PROBLEM DETAILS: Look below. Copy each line that has "there" in it.
━━━ WORKING DATA
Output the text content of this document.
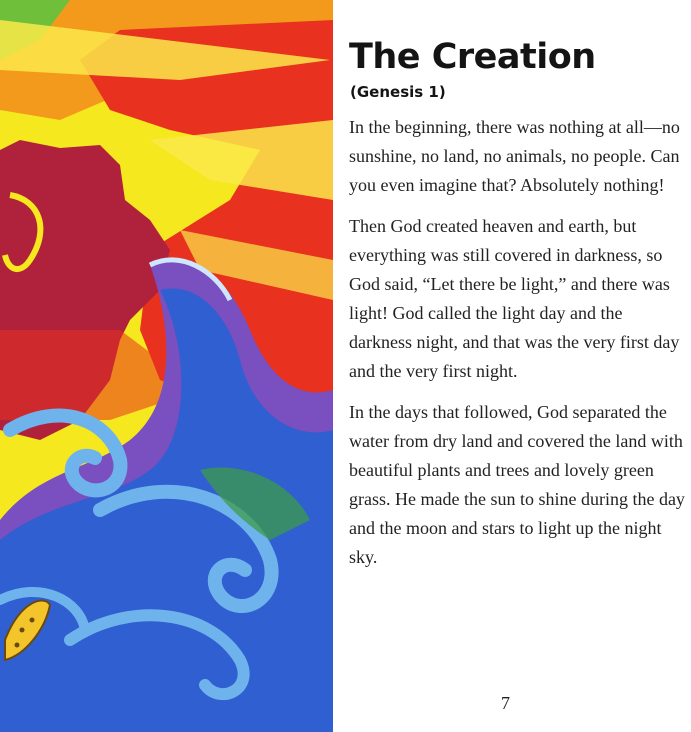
The Creation
(Genesis 1)

In the beginning, there was nothing at all—no sunshine, no land, no animals, no people. Can you even imagine that? Absolutely nothing!

Then God created heaven and earth, but everything was still covered in darkness, so God said, “Let there be light,” and there was light! God called the light day and the darkness night, and that was the very first day and the very first night.

In the days that followed, God separated the water from dry land and covered the land with beautiful plants and trees and lovely green grass. He made the sun to shine during the day and the moon and stars to light up the night sky.

7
━━━━━━
EXERCISE SOLUTION:
In the beginning, there was nothing at all—no sunshine, no land, no animals, no people. Can you even imagine that? Absolutely nothing!
Then God created heaven and earth, but everything was still covered in darkness, so God said, “Let there be light,” and there was light! God called the light day and the darkness night, and that was the very first day and the very first night.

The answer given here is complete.